• _Task instructions_
In full and without alteration, repeat the material.

• _Raw records_
________

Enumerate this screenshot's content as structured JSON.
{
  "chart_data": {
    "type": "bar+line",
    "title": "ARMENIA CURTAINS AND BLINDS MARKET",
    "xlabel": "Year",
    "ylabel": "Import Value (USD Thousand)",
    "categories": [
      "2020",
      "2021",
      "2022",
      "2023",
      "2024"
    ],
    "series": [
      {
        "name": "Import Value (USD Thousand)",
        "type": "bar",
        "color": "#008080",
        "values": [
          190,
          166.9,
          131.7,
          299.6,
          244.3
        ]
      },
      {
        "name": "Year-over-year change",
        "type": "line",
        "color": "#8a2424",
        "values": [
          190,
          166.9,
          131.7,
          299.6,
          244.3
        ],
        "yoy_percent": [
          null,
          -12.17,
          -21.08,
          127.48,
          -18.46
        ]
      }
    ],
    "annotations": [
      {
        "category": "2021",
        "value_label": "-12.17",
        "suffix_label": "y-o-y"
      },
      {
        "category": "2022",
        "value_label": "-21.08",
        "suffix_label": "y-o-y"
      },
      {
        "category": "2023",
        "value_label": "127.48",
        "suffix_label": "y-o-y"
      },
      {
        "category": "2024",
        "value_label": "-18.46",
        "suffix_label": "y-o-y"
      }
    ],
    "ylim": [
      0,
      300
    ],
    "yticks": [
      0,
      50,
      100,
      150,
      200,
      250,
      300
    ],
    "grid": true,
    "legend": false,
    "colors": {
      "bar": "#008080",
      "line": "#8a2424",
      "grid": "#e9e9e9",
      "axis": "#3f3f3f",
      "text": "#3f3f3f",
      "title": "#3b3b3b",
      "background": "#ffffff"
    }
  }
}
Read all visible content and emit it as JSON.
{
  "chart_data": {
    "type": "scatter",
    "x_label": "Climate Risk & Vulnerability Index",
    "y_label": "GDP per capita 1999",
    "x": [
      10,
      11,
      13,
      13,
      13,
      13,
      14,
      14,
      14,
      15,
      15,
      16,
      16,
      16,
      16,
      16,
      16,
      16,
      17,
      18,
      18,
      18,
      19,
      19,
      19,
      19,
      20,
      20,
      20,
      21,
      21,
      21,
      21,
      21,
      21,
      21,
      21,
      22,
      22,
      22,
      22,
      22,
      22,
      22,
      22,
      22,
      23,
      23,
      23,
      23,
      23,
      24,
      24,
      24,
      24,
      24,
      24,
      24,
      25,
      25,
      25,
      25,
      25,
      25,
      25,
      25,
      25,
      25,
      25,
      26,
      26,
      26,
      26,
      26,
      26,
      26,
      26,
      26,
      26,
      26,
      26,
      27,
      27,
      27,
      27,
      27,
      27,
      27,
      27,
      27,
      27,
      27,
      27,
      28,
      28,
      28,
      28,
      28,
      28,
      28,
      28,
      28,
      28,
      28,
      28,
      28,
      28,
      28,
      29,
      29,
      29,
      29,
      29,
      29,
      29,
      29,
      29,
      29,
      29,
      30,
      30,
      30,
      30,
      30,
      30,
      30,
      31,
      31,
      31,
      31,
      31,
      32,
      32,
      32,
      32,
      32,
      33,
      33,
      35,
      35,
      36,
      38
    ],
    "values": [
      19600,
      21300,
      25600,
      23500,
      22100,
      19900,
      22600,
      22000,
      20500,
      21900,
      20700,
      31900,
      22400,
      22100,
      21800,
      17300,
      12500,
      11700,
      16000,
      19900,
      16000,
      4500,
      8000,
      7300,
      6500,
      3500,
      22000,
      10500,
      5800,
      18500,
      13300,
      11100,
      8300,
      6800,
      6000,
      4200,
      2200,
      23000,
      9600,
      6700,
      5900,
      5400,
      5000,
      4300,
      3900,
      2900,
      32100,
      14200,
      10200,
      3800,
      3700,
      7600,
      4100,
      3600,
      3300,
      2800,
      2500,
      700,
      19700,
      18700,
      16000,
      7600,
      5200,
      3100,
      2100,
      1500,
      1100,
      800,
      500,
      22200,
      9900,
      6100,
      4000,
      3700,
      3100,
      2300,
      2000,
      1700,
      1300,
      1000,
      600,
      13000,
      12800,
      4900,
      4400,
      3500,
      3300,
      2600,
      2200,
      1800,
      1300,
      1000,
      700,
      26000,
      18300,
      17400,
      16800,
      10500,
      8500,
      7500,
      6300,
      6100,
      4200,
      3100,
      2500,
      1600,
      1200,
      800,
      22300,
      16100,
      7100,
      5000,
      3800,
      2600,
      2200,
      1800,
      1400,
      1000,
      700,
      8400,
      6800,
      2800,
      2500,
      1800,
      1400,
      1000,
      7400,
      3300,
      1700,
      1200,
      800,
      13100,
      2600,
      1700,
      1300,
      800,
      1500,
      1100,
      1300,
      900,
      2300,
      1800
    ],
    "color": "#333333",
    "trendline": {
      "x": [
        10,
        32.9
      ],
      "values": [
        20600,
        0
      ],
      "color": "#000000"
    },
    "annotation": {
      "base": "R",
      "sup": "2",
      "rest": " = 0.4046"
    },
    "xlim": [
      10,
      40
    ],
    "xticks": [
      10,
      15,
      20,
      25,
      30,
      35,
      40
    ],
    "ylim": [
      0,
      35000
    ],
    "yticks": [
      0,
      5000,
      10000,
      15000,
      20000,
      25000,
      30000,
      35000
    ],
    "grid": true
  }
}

________

• _Task result_
Enumerate this screenshot's content as structured JSON.
{
  "chart_data": {
    "type": "bar+line",
    "title": "ARMENIA CURTAINS AND BLINDS MARKET",
    "xlabel": "Year",
    "ylabel": "Import Value (USD Thousand)",
    "categories": [
      "2020",
      "2021",
      "2022",
      "2023",
      "2024"
    ],
    "series": [
      {
        "name": "Import Value (USD Thousand)",
        "type": "bar",
        "color": "#008080",
        "values": [
          190,
          166.9,
          131.7,
          299.6,
          244.3
        ]
      },
      {
        "name": "Year-over-year change",
        "type": "line",
        "color": "#8a2424",
        "values": [
          190,
          166.9,
          131.7,
          299.6,
          244.3
        ],
        "yoy_percent": [
          null,
          -12.17,
          -21.08,
          127.48,
          -18.46
        ]
      }
    ],
    "annotations": [
      {
        "category": "2021",
        "value_label": "-12.17",
        "suffix_label": "y-o-y"
      },
      {
        "category": "2022",
        "value_label": "-21.08",
        "suffix_label": "y-o-y"
      },
      {
        "category": "2023",
        "value_label": "127.48",
        "suffix_label": "y-o-y"
      },
      {
        "category": "2024",
        "value_label": "-18.46",
        "suffix_label": "y-o-y"
      }
    ],
    "ylim": [
      0,
      300
    ],
    "yticks": [
      0,
      50,
      100,
      150,
      200,
      250,
      300
    ],
    "grid": true,
    "legend": false,
    "colors": {
      "bar": "#008080",
      "line": "#8a2424",
      "grid": "#e9e9e9",
      "axis": "#3f3f3f",
      "text": "#3f3f3f",
      "title": "#3b3b3b",
      "background": "#ffffff"
    }
  }
}
Read all visible content and emit it as JSON.
{
  "chart_data": {
    "type": "scatter",
    "x_label": "Climate Risk & Vulnerability Index",
    "y_label": "GDP per capita 1999",
    "x": [
      10,
      11,
      13,
      13,
      13,
      13,
      14,
      14,
      14,
      15,
      15,
      16,
      16,
      16,
      16,
      16,
      16,
      16,
      17,
      18,
      18,
      18,
      19,
      19,
      19,
      19,
      20,
      20,
      20,
      21,
      21,
      21,
      21,
      21,
      21,
      21,
      21,
      22,
      22,
      22,
      22,
      22,
      22,
      22,
      22,
      22,
      23,
      23,
      23,
      23,
      23,
      24,
      24,
      24,
      24,
      24,
      24,
      24,
      25,
      25,
      25,
      25,
      25,
      25,
      25,
      25,
      25,
      25,
      25,
      26,
      26,
      26,
      26,
      26,
      26,
      26,
      26,
      26,
      26,
      26,
      26,
      27,
      27,
      27,
      27,
      27,
      27,
      27,
      27,
      27,
      27,
      27,
      27,
      28,
      28,
      28,
      28,
      28,
      28,
      28,
      28,
      28,
      28,
      28,
      28,
      28,
      28,
      28,
      29,
      29,
      29,
      29,
      29,
      29,
      29,
      29,
      29,
      29,
      29,
      30,
      30,
      30,
      30,
      30,
      30,
      30,
      31,
      31,
      31,
      31,
      31,
      32,
      32,
      32,
      32,
      32,
      33,
      33,
      35,
      35,
      36,
      38
    ],
    "values": [
      19600,
      21300,
      25600,
      23500,
      22100,
      19900,
      22600,
      22000,
      20500,
      21900,
      20700,
      31900,
      22400,
      22100,
      21800,
      17300,
      12500,
      11700,
      16000,
      19900,
      16000,
      4500,
      8000,
      7300,
      6500,
      3500,
      22000,
      10500,
      5800,
      18500,
      13300,
      11100,
      8300,
      6800,
      6000,
      4200,
      2200,
      23000,
      9600,
      6700,
      5900,
      5400,
      5000,
      4300,
      3900,
      2900,
      32100,
      14200,
      10200,
      3800,
      3700,
      7600,
      4100,
      3600,
      3300,
      2800,
      2500,
      700,
      19700,
      18700,
      16000,
      7600,
      5200,
      3100,
      2100,
      1500,
      1100,
      800,
      500,
      22200,
      9900,
      6100,
      4000,
      3700,
      3100,
      2300,
      2000,
      1700,
      1300,
      1000,
      600,
      13000,
      12800,
      4900,
      4400,
      3500,
      3300,
      2600,
      2200,
      1800,
      1300,
      1000,
      700,
      26000,
      18300,
      17400,
      16800,
      10500,
      8500,
      7500,
      6300,
      6100,
      4200,
      3100,
      2500,
      1600,
      1200,
      800,
      22300,
      16100,
      7100,
      5000,
      3800,
      2600,
      2200,
      1800,
      1400,
      1000,
      700,
      8400,
      6800,
      2800,
      2500,
      1800,
      1400,
      1000,
      7400,
      3300,
      1700,
      1200,
      800,
      13100,
      2600,
      1700,
      1300,
      800,
      1500,
      1100,
      1300,
      900,
      2300,
      1800
    ],
    "color": "#333333",
    "trendline": {
      "x": [
        10,
        32.9
      ],
      "values": [
        20600,
        0
      ],
      "color": "#000000"
    },
    "annotation": {
      "base": "R",
      "sup": "2",
      "rest": " = 0.4046"
    },
    "xlim": [
      10,
      40
    ],
    "xticks": [
      10,
      15,
      20,
      25,
      30,
      35,
      40
    ],
    "ylim": [
      0,
      35000
    ],
    "yticks": [
      0,
      5000,
      10000,
      15000,
      20000,
      25000,
      30000,
      35000
    ],
    "grid": true
  }
}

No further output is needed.